▶ Task directions:
In the material below, copy every line exactly, from the line containing "scale-tick-label: 300: [631, 697, 651, 708]" down through the line containing "city-marker: [581, 481, 586, 486]", including both of those lines.

(Rows from a dataset)

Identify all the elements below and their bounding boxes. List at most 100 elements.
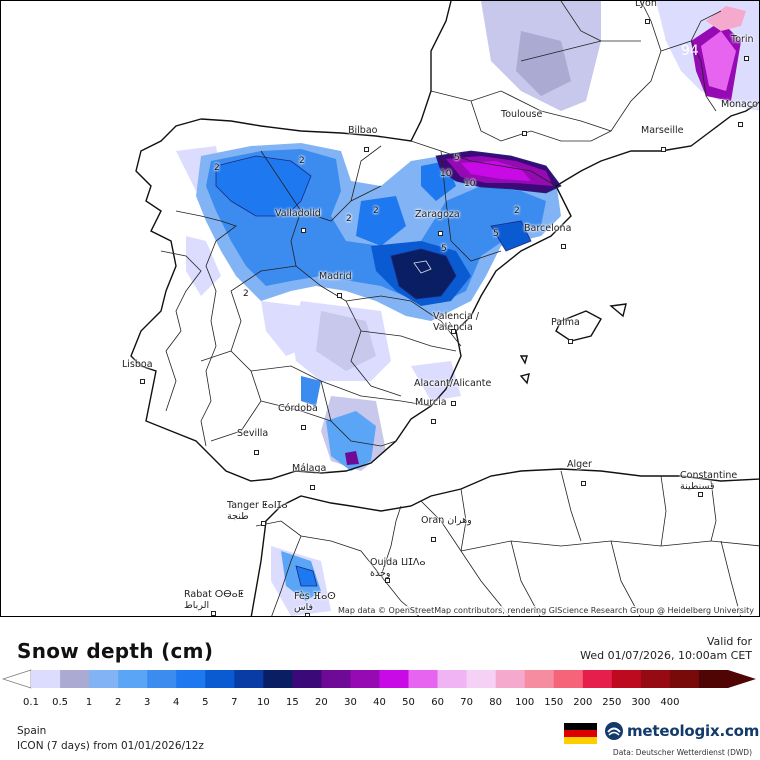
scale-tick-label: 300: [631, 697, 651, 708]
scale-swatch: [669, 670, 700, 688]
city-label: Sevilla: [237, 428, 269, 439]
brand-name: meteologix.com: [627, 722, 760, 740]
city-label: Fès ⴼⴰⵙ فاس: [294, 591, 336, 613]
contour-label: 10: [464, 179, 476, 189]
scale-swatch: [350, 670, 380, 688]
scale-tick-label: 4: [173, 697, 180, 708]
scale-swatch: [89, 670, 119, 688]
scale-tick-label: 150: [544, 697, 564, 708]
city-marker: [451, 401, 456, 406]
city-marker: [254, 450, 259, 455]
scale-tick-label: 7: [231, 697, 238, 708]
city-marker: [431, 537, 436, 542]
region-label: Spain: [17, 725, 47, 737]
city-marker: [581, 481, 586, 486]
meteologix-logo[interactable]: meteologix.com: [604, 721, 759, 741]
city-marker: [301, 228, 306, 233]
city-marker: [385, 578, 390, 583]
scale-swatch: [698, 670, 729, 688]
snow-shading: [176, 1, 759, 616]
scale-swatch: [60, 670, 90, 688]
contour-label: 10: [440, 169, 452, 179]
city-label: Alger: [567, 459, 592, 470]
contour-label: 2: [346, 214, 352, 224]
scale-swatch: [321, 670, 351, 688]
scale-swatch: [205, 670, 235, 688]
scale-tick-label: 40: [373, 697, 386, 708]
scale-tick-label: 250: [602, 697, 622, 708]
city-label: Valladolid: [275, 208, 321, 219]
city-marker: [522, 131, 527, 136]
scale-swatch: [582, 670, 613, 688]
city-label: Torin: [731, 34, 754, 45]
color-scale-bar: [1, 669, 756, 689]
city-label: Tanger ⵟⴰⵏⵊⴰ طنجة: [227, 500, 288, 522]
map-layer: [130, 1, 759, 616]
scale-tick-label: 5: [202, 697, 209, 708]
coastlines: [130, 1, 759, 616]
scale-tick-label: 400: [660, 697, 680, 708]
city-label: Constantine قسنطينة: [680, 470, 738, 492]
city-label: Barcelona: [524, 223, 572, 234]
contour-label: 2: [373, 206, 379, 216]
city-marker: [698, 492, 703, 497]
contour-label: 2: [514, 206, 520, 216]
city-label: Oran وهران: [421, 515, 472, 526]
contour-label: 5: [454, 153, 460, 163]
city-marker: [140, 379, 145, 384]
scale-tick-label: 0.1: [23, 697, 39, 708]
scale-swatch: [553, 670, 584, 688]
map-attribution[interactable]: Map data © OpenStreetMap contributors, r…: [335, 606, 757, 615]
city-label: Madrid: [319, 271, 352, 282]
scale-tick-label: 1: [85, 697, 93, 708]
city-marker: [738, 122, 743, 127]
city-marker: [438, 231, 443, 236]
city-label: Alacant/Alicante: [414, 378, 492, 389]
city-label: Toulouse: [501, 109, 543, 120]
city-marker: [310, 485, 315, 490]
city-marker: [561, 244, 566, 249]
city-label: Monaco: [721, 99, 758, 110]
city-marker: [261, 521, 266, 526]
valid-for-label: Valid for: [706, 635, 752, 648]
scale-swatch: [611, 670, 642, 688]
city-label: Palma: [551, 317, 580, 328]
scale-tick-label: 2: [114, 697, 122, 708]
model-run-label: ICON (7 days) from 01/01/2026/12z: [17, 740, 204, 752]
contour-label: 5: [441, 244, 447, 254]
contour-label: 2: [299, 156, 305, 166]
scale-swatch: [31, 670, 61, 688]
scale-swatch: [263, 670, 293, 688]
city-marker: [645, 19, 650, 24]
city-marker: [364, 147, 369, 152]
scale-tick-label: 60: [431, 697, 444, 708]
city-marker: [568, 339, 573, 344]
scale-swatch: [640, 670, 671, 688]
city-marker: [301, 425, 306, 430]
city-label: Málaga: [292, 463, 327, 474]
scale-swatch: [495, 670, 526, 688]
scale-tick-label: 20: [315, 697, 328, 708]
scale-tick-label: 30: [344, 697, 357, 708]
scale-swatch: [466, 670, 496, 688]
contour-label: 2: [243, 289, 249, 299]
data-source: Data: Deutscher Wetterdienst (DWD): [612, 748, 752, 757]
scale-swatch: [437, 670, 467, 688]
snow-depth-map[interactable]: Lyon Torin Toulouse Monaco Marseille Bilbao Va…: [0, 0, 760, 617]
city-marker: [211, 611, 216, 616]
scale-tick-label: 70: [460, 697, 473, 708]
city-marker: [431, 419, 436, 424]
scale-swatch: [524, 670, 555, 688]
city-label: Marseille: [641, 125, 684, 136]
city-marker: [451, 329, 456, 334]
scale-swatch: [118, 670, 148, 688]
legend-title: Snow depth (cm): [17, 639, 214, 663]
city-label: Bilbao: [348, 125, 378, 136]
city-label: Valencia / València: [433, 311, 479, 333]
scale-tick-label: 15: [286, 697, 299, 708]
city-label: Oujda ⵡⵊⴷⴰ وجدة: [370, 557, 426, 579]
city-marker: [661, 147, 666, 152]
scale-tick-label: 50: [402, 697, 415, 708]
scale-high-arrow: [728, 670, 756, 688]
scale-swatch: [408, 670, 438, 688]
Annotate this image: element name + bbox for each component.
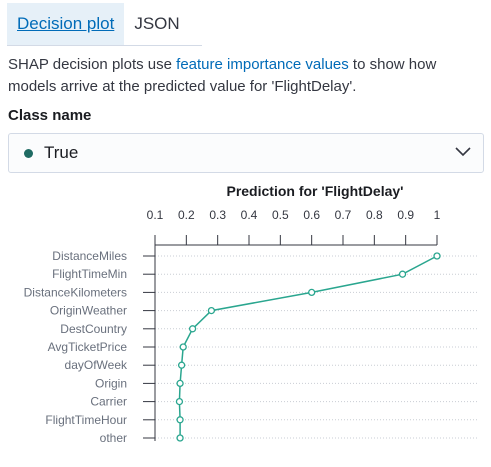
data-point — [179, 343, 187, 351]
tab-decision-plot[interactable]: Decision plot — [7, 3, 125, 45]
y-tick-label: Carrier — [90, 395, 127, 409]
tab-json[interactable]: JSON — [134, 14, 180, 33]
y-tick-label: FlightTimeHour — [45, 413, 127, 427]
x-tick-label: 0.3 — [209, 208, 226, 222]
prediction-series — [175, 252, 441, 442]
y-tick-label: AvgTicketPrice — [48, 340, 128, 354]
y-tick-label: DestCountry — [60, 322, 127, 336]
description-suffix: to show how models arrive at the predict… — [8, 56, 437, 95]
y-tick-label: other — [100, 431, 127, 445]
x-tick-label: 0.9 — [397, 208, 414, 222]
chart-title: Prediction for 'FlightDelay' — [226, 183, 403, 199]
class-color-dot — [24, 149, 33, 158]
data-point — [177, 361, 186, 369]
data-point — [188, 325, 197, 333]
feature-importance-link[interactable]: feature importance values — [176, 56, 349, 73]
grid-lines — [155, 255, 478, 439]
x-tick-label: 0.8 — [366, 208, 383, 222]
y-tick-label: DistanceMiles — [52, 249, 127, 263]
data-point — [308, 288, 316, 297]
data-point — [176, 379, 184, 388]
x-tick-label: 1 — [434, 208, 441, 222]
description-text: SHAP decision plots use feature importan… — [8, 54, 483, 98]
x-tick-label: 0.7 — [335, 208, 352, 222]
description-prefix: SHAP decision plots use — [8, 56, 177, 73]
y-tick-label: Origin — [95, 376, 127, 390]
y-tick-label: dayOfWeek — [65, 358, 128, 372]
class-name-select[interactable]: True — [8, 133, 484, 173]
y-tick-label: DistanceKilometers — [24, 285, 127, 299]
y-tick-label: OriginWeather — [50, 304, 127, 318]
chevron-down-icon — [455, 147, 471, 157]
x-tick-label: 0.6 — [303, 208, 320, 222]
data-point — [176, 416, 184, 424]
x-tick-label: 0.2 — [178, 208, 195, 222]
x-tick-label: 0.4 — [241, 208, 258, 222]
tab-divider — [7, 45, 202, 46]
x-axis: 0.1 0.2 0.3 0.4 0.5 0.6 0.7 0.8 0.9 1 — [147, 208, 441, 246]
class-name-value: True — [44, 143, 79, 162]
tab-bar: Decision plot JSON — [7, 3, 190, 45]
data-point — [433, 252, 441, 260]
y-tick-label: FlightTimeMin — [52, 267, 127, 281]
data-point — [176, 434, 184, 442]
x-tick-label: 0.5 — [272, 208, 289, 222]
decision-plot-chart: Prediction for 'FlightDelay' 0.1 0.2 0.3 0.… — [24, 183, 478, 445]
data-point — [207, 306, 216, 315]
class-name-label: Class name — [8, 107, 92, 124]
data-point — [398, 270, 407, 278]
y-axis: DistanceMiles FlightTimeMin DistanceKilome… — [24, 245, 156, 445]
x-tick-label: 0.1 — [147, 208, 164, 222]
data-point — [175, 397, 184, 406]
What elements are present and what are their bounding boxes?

▶ The answer:
scale-tick-label: 300: [631, 697, 651, 708]
scale-swatch: [669, 670, 700, 688]
city-label: Sevilla: [237, 428, 269, 439]
brand-name: meteologix.com: [627, 722, 760, 740]
city-label: Fès ⴼⴰⵙ فاس: [294, 591, 336, 613]
contour-label: 10: [464, 179, 476, 189]
scale-swatch: [350, 670, 380, 688]
scale-tick-label: 4: [173, 697, 180, 708]
scale-swatch: [89, 670, 119, 688]
scale-tick-label: 150: [544, 697, 564, 708]
city-marker: [451, 401, 456, 406]
city-marker: [254, 450, 259, 455]
scale-tick-label: 7: [231, 697, 238, 708]
city-marker: [431, 537, 436, 542]
region-label: Spain: [17, 725, 47, 737]
city-marker: [581, 481, 586, 486]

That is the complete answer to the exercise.